The problem »
Look through the lines of the material and count those containing "Specification". Give that count alone.

======

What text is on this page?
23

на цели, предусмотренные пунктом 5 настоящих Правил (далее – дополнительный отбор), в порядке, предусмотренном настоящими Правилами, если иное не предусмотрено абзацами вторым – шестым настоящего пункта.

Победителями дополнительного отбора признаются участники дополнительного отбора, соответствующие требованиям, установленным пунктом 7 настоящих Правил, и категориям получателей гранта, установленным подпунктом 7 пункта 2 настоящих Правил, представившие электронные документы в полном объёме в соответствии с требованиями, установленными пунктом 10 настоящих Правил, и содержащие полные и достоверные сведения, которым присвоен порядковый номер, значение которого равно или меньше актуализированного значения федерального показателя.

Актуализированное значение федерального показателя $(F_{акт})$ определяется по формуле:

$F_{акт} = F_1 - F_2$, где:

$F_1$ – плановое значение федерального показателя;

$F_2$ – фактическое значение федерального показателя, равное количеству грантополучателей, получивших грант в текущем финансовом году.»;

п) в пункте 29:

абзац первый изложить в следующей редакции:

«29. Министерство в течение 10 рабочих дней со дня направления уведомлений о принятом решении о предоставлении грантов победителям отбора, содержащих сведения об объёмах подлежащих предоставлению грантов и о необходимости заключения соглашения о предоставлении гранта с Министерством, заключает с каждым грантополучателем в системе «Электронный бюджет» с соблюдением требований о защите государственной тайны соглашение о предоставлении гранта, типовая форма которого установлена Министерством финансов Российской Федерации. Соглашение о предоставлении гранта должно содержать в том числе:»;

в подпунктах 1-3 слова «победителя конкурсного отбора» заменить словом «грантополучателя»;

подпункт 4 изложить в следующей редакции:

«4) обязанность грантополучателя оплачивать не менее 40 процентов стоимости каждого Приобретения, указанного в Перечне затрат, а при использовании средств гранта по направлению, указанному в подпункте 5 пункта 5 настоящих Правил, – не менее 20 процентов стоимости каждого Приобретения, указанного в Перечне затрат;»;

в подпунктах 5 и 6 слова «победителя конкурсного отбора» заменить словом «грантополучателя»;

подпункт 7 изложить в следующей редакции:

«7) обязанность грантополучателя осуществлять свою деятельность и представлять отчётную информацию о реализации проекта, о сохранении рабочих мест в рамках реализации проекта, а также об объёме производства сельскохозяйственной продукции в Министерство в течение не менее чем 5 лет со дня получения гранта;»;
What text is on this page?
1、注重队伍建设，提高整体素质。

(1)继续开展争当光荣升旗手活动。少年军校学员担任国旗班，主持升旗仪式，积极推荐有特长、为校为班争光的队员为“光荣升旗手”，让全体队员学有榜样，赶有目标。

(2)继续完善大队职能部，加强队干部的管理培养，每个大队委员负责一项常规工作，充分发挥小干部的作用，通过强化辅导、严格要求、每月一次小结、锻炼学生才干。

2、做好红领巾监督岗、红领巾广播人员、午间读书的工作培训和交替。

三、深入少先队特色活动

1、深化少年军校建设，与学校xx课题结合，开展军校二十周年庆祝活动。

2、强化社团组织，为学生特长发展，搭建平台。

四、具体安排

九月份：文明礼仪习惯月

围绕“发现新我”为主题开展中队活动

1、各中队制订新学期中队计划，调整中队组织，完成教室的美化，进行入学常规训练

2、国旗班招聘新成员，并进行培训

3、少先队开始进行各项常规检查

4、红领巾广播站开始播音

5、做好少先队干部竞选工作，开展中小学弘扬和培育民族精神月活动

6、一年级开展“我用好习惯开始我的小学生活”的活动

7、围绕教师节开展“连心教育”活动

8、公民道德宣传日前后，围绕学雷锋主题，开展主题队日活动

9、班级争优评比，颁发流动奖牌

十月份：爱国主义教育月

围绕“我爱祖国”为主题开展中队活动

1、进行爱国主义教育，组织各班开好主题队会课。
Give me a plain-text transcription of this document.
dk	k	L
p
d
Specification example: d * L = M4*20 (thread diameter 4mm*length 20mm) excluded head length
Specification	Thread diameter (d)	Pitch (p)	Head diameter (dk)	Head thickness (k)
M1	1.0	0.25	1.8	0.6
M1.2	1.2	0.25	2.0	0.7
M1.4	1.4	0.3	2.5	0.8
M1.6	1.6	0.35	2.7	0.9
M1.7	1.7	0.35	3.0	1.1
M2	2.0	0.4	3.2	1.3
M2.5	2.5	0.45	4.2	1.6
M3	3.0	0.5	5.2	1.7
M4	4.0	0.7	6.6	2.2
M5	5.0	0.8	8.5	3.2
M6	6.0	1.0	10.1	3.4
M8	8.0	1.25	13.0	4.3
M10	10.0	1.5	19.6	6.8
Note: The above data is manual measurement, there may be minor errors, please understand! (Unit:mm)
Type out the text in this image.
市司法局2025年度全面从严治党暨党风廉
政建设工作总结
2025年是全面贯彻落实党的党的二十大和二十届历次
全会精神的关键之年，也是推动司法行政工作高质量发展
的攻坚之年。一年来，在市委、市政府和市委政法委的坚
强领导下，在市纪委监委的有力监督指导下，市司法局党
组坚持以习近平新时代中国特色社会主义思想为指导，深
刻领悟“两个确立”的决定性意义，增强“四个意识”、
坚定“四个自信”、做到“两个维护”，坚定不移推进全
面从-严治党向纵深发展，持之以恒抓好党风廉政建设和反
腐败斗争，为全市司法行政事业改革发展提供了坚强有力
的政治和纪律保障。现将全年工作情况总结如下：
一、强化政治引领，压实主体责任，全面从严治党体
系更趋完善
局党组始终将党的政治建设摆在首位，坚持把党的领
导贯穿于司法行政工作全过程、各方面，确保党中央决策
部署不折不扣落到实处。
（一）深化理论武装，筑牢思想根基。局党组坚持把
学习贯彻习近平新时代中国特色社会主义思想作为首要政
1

======

Completed task »
2